DATA FOR THIS TASK:
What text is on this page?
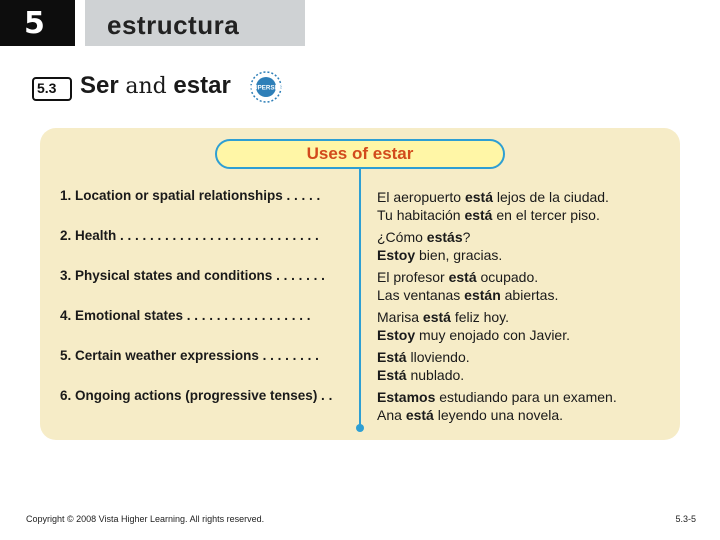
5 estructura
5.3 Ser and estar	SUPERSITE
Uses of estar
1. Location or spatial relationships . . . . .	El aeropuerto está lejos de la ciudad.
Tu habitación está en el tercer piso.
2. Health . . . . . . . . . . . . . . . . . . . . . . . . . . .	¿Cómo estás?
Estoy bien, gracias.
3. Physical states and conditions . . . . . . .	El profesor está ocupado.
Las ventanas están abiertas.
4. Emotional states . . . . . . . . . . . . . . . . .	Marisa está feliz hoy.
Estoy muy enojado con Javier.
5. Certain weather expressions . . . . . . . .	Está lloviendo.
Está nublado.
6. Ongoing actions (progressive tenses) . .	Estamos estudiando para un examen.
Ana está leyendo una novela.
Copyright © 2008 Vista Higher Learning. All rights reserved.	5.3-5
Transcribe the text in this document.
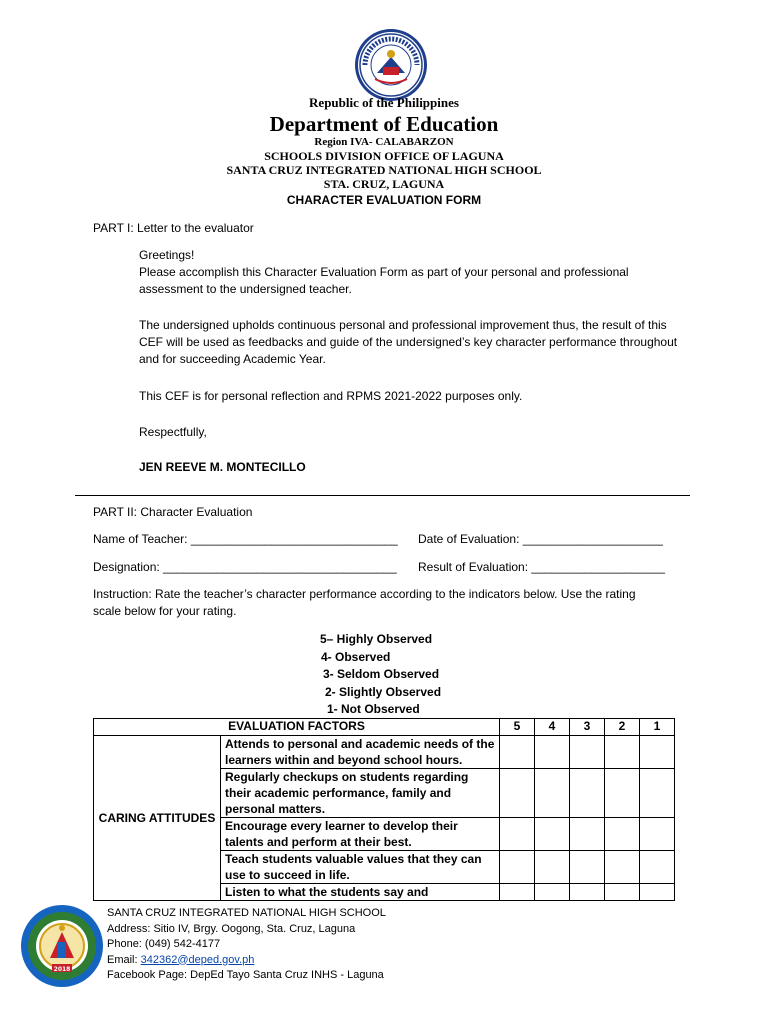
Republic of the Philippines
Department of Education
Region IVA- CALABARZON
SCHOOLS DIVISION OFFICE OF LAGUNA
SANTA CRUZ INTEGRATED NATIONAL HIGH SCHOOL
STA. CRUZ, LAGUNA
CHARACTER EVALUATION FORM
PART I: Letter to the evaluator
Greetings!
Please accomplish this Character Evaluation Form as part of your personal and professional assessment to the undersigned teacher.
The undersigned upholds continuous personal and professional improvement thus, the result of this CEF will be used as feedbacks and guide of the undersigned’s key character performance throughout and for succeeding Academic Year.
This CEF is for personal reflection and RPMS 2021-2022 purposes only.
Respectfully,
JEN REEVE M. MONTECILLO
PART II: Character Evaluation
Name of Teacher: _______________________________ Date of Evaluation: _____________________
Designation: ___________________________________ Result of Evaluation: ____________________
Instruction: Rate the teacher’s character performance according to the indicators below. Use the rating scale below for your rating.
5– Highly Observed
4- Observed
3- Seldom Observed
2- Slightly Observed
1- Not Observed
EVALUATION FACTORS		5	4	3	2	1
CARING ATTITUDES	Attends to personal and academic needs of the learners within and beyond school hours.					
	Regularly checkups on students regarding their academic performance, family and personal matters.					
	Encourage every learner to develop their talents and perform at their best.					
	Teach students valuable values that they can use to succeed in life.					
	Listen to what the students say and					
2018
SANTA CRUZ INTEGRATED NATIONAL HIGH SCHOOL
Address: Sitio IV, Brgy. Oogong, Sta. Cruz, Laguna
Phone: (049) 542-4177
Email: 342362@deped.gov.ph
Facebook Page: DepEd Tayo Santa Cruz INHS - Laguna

WORK TO BE COMPLETED:
Give every line back word for word and leave the pictures out.

EXERCISE RESPONSE:
What text is on this page?
5 estructura
5.3 Ser and estar	SUPERSITE
Uses of estar
1. Location or spatial relationships . . . . .	El aeropuerto está lejos de la ciudad.
Tu habitación está en el tercer piso.
2. Health . . . . . . . . . . . . . . . . . . . . . . . . . . .	¿Cómo estás?
Estoy bien, gracias.
3. Physical states and conditions . . . . . . .	El profesor está ocupado.
Las ventanas están abiertas.
4. Emotional states . . . . . . . . . . . . . . . . .	Marisa está feliz hoy.
Estoy muy enojado con Javier.
5. Certain weather expressions . . . . . . . .	Está lloviendo.
Está nublado.
6. Ongoing actions (progressive tenses) . .	Estamos estudiando para un examen.
Ana está leyendo una novela.
Copyright © 2008 Vista Higher Learning. All rights reserved.	5.3-5
Transcribe the text in this document.
Republic of the Philippines
Department of Education
Region IVA- CALABARZON
SCHOOLS DIVISION OFFICE OF LAGUNA
SANTA CRUZ INTEGRATED NATIONAL HIGH SCHOOL
STA. CRUZ, LAGUNA
CHARACTER EVALUATION FORM
PART I: Letter to the evaluator
Greetings!
Please accomplish this Character Evaluation Form as part of your personal and professional assessment to the undersigned teacher.
The undersigned upholds continuous personal and professional improvement thus, the result of this CEF will be used as feedbacks and guide of the undersigned’s key character performance throughout and for succeeding Academic Year.
This CEF is for personal reflection and RPMS 2021-2022 purposes only.
Respectfully,
JEN REEVE M. MONTECILLO
PART II: Character Evaluation
Name of Teacher: _______________________________ Date of Evaluation: _____________________
Designation: ___________________________________ Result of Evaluation: ____________________
Instruction: Rate the teacher’s character performance according to the indicators below. Use the rating scale below for your rating.
5– Highly Observed
4- Observed
3- Seldom Observed
2- Slightly Observed
1- Not Observed
EVALUATION FACTORS		5	4	3	2	1
CARING ATTITUDES	Attends to personal and academic needs of the learners within and beyond school hours.					
	Regularly checkups on students regarding their academic performance, family and personal matters.					
	Encourage every learner to develop their talents and perform at their best.					
	Teach students valuable values that they can use to succeed in life.					
	Listen to what the students say and					
2018
SANTA CRUZ INTEGRATED NATIONAL HIGH SCHOOL
Address: Sitio IV, Brgy. Oogong, Sta. Cruz, Laguna
Phone: (049) 542-4177
Email: 342362@deped.gov.ph
Facebook Page: DepEd Tayo Santa Cruz INHS - Laguna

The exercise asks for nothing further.